Data entries
************
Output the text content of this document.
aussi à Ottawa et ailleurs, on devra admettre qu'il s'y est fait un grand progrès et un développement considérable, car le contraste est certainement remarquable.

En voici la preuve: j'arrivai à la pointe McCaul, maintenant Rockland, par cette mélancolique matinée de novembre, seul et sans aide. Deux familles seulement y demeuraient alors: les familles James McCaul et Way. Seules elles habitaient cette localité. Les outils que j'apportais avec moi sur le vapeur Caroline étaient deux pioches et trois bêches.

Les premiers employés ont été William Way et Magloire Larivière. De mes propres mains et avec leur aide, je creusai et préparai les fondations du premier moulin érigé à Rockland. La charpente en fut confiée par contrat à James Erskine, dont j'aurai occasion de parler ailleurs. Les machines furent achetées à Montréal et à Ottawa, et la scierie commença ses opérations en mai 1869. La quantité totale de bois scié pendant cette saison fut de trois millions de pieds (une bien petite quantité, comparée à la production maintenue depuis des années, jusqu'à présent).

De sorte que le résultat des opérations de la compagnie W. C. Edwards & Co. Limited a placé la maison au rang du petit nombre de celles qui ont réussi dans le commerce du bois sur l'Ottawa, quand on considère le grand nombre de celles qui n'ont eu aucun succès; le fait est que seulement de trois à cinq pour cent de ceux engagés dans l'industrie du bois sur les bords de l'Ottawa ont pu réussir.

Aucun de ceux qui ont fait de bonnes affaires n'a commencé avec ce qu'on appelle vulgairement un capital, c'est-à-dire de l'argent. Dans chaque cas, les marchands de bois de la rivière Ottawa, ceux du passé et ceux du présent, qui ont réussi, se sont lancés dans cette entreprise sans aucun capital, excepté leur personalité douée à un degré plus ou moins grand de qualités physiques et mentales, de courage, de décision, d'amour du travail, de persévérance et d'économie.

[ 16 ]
************
DIRECTION:
Repeat the preceding lines exactly, please, every one of them.

RESULT FOR THIS TASK:
Output the text content of this document.
aussi à Ottawa et ailleurs, on devra admettre qu'il s'y est fait un grand progrès et un développement considérable, car le contraste est certainement remarquable.

En voici la preuve: j'arrivai à la pointe McCaul, maintenant Rockland, par cette mélancolique matinée de novembre, seul et sans aide. Deux familles seulement y demeuraient alors: les familles James McCaul et Way. Seules elles habitaient cette localité. Les outils que j'apportais avec moi sur le vapeur Caroline étaient deux pioches et trois bêches.

Les premiers employés ont été William Way et Magloire Larivière. De mes propres mains et avec leur aide, je creusai et préparai les fondations du premier moulin érigé à Rockland. La charpente en fut confiée par contrat à James Erskine, dont j'aurai occasion de parler ailleurs. Les machines furent achetées à Montréal et à Ottawa, et la scierie commença ses opérations en mai 1869. La quantité totale de bois scié pendant cette saison fut de trois millions de pieds (une bien petite quantité, comparée à la production maintenue depuis des années, jusqu'à présent).

De sorte que le résultat des opérations de la compagnie W. C. Edwards & Co. Limited a placé la maison au rang du petit nombre de celles qui ont réussi dans le commerce du bois sur l'Ottawa, quand on considère le grand nombre de celles qui n'ont eu aucun succès; le fait est que seulement de trois à cinq pour cent de ceux engagés dans l'industrie du bois sur les bords de l'Ottawa ont pu réussir.

Aucun de ceux qui ont fait de bonnes affaires n'a commencé avec ce qu'on appelle vulgairement un capital, c'est-à-dire de l'argent. Dans chaque cas, les marchands de bois de la rivière Ottawa, ceux du passé et ceux du présent, qui ont réussi, se sont lancés dans cette entreprise sans aucun capital, excepté leur personalité douée à un degré plus ou moins grand de qualités physiques et mentales, de courage, de décision, d'amour du travail, de persévérance et d'économie.

[ 16 ]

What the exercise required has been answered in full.